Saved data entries
******************************

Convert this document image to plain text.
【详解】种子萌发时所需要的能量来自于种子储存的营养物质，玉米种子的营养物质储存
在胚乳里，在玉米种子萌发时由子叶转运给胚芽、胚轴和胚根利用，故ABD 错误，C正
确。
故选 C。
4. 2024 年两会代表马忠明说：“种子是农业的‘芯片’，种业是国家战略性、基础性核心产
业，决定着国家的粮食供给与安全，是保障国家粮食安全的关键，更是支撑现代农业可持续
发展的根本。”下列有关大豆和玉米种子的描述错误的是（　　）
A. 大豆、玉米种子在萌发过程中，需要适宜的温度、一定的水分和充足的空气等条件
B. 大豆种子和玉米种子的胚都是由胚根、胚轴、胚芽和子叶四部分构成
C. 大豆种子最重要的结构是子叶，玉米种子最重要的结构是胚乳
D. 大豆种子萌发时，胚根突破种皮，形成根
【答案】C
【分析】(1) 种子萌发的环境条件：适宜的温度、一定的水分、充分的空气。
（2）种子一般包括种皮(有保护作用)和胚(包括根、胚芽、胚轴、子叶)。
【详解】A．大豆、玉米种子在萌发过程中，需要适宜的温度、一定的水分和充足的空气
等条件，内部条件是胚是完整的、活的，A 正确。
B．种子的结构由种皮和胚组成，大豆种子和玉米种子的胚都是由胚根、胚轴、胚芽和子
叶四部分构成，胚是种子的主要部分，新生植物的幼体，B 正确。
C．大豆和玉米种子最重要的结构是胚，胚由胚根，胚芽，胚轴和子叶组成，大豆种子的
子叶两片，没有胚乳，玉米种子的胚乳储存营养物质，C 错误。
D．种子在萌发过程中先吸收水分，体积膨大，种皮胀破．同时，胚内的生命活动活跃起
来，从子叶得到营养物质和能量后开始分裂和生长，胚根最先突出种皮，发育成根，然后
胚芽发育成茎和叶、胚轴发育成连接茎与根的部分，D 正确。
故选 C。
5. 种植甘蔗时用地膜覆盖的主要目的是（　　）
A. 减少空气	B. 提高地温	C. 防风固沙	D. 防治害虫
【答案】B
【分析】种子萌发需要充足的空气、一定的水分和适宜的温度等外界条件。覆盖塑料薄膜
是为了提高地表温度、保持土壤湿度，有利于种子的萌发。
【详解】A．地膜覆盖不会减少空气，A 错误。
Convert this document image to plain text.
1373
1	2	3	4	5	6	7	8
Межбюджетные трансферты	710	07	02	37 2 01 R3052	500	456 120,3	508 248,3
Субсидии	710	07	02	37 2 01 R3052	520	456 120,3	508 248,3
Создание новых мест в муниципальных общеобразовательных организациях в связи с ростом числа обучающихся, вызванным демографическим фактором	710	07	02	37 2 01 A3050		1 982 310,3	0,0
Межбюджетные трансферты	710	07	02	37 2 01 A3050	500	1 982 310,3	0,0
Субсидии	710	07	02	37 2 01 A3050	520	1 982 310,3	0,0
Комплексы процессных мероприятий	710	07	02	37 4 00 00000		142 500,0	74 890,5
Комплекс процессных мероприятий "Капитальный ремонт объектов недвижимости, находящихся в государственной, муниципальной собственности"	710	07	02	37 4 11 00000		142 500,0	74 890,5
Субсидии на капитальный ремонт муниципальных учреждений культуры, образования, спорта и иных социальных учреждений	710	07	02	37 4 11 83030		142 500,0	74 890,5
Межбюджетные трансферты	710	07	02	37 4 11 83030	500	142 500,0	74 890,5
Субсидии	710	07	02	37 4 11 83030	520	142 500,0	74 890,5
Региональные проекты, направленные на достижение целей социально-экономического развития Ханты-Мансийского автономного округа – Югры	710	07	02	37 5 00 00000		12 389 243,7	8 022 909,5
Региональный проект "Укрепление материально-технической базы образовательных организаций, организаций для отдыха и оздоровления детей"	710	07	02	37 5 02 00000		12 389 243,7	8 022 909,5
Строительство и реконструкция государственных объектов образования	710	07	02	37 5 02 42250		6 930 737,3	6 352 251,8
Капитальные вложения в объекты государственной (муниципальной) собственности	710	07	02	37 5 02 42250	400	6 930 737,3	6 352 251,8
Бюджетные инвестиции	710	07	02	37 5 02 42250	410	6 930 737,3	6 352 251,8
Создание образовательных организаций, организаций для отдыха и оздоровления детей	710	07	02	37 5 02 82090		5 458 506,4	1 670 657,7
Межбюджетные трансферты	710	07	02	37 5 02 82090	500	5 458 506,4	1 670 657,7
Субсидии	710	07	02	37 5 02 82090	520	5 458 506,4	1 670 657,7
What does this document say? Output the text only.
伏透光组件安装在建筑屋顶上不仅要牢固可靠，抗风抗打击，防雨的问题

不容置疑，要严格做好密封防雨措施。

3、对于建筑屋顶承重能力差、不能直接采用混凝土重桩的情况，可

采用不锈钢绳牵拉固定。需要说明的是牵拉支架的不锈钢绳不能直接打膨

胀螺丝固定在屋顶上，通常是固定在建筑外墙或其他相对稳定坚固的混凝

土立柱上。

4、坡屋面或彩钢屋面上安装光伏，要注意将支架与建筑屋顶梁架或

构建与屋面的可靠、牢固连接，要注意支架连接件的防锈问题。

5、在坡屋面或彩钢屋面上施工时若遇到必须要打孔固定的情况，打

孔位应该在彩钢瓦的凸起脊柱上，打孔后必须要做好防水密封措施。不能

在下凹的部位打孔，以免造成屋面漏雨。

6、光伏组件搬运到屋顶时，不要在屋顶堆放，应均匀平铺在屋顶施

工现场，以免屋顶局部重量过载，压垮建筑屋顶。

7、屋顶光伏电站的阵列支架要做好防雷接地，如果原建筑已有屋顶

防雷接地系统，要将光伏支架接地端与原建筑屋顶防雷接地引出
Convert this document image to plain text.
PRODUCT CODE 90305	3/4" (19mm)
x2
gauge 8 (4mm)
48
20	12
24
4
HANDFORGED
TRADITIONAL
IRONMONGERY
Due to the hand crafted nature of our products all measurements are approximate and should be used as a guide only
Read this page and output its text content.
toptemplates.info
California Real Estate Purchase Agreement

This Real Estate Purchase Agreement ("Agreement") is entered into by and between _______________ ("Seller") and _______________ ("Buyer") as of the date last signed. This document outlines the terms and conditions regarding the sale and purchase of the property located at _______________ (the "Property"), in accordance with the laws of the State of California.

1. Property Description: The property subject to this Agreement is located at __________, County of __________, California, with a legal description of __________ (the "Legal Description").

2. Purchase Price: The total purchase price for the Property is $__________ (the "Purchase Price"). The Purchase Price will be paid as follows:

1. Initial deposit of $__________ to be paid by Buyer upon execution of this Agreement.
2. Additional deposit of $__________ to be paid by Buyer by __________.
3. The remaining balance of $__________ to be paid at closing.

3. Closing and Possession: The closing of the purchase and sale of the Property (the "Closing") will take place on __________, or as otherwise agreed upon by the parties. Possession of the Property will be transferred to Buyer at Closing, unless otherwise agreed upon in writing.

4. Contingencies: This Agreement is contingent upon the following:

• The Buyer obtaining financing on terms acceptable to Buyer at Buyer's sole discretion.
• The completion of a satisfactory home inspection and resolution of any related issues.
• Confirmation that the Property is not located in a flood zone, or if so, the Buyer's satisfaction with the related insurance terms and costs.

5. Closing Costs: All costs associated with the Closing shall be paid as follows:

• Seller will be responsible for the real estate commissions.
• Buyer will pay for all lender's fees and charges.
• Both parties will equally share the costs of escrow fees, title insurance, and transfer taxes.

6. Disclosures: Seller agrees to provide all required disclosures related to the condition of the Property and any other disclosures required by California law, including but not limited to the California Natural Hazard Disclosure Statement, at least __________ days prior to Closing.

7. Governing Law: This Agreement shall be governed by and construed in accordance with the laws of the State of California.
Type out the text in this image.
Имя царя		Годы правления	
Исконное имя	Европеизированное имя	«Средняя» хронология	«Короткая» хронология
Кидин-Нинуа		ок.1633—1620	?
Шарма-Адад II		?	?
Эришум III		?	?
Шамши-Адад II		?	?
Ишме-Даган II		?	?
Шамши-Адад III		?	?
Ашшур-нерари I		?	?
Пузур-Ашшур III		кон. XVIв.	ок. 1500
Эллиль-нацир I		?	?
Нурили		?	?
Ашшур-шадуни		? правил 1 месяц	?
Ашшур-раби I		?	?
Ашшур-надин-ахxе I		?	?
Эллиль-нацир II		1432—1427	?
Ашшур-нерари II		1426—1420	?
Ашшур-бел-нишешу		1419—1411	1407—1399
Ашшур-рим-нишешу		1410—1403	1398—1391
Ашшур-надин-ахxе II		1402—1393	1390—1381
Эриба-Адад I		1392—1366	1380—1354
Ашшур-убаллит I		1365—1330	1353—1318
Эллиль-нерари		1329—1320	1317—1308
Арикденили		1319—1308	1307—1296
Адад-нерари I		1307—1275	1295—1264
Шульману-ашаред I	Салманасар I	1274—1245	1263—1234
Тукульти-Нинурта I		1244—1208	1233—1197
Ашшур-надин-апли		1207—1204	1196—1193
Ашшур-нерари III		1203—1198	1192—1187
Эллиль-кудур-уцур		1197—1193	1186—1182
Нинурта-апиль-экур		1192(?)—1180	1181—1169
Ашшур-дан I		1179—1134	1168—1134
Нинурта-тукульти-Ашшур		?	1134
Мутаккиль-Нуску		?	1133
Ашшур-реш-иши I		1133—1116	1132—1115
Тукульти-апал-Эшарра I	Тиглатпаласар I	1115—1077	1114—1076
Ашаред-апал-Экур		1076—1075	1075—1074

******************************

[What is being asked]
Search the material above for "Субсидии". Pull out each line where it shows up.

[Complete response]
Субсидии	710	07	02	37 2 01 R3052	520	456 120,3	508 248,3
Субсидии	710	07	02	37 2 01 A3050	520	1 982 310,3	0,0
Субсидии на капитальный ремонт муниципальных учреждений культуры, образования, спорта и иных социальных учреждений	710	07	02	37 4 11 83030		142 500,0	74 890,5
Субсидии	710	07	02	37 4 11 83030	520	142 500,0	74 890,5
Субсидии	710	07	02	37 5 02 82090	520	5 458 506,4	1 670 657,7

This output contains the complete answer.